— Begin Data in this exercise —
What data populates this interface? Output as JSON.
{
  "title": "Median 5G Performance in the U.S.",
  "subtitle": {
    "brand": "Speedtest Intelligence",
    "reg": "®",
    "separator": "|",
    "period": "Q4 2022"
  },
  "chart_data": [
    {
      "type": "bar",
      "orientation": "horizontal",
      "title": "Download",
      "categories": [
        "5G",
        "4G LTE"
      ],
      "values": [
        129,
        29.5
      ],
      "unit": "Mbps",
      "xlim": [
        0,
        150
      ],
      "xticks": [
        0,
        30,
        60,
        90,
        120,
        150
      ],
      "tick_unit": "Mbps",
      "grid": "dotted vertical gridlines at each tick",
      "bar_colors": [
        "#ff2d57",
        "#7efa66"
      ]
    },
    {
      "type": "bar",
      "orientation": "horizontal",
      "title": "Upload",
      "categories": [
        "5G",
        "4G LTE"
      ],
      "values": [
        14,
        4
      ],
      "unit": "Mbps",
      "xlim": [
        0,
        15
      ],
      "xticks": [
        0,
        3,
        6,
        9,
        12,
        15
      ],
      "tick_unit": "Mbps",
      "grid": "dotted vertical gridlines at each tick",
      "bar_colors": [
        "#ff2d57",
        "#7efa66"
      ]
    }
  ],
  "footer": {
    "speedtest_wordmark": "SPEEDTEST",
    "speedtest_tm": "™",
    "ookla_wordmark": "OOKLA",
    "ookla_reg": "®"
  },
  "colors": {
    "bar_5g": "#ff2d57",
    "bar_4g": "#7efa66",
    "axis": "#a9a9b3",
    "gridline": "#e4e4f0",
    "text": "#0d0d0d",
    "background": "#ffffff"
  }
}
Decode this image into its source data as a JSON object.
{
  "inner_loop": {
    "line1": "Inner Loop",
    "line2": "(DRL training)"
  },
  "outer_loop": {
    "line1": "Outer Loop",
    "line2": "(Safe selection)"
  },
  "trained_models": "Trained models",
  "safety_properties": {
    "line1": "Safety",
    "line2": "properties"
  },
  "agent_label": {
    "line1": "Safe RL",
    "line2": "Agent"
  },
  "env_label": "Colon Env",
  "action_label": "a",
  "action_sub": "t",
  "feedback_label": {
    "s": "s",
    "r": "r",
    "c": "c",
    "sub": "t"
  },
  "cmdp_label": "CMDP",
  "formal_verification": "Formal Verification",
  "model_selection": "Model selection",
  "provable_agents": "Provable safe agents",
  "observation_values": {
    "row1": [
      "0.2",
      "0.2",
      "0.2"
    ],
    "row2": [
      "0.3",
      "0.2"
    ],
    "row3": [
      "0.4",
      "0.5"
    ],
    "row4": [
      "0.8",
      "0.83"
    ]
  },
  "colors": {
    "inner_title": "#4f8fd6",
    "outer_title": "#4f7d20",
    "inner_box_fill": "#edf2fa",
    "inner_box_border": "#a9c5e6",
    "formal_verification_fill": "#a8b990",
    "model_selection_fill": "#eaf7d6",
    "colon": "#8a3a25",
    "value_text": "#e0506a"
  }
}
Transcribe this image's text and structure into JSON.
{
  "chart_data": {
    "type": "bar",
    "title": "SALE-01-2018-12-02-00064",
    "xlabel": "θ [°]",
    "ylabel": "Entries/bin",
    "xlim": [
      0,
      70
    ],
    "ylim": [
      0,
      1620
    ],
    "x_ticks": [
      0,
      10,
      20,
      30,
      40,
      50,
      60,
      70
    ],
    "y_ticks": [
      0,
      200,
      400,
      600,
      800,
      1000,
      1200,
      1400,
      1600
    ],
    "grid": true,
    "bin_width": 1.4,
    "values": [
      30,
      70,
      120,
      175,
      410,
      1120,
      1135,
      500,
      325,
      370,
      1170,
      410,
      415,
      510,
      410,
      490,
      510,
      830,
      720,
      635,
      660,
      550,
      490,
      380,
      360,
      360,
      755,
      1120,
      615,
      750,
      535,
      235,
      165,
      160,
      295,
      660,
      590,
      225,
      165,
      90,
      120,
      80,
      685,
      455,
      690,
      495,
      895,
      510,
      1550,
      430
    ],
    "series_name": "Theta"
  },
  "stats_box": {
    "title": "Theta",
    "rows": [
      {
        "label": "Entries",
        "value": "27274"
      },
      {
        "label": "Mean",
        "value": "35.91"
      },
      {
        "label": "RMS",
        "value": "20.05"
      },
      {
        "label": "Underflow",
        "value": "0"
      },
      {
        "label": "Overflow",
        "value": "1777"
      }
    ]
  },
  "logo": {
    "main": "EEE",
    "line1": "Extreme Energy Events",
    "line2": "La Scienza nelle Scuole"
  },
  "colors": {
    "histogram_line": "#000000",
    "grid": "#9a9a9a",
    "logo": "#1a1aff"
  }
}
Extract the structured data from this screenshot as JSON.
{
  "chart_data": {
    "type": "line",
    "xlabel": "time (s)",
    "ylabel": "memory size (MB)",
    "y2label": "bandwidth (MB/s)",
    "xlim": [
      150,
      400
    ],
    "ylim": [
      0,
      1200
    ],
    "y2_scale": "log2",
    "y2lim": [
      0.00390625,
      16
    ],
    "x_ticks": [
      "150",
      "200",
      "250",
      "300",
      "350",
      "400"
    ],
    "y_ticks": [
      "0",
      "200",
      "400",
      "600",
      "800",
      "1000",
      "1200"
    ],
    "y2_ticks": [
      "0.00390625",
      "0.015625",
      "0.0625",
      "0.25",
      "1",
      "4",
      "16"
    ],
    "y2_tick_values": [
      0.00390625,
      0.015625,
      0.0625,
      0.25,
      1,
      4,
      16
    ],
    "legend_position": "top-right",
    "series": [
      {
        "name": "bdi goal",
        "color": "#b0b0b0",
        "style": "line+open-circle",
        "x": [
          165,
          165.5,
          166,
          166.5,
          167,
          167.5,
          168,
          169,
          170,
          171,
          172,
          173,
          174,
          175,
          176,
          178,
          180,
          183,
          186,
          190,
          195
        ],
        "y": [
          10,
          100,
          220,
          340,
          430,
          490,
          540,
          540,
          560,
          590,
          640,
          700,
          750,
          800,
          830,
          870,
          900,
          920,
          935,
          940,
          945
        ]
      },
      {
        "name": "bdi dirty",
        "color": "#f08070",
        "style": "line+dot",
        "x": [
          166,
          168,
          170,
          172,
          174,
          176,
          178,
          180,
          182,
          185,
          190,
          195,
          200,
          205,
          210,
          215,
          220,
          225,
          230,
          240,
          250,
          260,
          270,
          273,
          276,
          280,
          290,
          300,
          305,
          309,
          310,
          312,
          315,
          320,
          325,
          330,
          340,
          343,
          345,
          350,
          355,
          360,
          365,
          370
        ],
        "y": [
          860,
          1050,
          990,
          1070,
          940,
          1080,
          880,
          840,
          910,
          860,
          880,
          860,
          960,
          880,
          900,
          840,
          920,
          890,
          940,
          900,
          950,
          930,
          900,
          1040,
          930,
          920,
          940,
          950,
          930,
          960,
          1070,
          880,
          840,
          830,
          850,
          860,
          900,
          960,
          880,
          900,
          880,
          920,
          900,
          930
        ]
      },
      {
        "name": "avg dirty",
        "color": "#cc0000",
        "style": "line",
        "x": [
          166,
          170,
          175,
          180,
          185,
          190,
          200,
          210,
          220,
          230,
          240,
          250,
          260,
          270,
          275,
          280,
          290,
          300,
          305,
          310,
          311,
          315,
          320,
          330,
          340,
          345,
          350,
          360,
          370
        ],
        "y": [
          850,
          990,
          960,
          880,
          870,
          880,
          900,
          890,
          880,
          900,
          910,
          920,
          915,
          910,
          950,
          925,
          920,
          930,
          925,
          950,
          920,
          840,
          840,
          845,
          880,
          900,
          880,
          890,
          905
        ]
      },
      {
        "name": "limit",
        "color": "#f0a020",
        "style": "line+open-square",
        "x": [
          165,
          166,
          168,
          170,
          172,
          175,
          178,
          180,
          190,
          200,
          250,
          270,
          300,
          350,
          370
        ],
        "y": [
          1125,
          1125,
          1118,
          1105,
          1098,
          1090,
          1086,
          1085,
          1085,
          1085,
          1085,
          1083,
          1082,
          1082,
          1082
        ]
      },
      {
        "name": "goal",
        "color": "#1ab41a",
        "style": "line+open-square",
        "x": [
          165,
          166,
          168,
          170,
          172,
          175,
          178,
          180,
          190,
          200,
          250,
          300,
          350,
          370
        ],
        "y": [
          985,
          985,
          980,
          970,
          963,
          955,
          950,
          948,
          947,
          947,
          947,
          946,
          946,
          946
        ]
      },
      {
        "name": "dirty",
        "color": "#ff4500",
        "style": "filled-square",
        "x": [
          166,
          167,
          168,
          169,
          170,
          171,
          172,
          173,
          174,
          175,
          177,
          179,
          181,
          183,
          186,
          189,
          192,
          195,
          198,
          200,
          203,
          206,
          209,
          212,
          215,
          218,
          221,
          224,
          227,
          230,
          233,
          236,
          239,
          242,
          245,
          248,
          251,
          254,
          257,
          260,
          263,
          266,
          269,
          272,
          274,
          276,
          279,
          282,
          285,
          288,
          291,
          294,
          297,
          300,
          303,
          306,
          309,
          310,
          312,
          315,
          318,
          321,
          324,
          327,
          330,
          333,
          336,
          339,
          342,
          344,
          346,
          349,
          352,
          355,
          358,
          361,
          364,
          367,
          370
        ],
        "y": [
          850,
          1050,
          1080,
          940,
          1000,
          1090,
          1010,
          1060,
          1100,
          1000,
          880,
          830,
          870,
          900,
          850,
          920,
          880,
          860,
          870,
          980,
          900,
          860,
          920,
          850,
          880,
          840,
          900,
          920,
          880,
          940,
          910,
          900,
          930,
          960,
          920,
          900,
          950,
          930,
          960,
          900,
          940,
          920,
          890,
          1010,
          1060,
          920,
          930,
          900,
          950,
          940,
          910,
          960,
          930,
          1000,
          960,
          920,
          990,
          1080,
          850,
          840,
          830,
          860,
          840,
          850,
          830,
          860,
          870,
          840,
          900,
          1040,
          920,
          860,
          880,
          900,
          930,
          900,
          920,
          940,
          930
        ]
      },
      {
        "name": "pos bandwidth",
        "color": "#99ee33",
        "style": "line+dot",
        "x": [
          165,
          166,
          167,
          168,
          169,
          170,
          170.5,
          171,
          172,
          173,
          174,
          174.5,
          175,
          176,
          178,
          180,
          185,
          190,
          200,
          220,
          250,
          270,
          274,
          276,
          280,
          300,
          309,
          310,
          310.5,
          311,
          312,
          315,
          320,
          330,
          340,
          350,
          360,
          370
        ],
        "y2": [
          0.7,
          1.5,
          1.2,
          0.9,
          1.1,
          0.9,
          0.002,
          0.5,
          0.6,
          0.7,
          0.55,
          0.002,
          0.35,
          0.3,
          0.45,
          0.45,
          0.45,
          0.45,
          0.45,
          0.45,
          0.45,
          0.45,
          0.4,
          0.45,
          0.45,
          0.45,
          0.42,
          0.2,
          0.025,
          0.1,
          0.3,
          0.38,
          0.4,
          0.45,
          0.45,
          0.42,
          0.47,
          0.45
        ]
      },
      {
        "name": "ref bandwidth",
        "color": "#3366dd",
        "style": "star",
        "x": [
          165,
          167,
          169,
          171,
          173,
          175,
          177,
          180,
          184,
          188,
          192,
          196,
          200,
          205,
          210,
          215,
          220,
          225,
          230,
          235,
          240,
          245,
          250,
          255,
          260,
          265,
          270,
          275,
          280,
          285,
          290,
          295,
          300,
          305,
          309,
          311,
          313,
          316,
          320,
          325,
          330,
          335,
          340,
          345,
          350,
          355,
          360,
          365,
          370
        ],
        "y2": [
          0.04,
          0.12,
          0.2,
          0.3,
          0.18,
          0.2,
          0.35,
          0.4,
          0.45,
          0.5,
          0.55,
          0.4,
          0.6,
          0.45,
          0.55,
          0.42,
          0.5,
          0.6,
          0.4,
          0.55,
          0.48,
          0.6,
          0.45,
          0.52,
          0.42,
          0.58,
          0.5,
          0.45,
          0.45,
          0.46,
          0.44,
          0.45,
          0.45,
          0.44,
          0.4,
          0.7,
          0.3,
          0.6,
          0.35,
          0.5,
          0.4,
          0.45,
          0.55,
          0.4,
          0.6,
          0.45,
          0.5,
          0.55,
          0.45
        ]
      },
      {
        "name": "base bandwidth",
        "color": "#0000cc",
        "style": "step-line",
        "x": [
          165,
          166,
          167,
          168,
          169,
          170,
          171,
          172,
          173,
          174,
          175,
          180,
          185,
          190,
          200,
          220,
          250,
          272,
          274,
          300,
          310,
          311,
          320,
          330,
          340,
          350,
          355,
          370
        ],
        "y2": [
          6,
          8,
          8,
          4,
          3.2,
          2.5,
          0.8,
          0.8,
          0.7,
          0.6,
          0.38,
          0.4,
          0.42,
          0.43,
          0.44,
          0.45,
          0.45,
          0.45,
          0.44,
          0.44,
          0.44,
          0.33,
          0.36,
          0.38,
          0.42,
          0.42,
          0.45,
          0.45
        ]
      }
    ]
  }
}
— End Data in this exercise —
Scan the material above. Copy each line where "into" occurs.

Decode this image into its source data as a JSON object.
Transcribe this image's text and structure into JSON.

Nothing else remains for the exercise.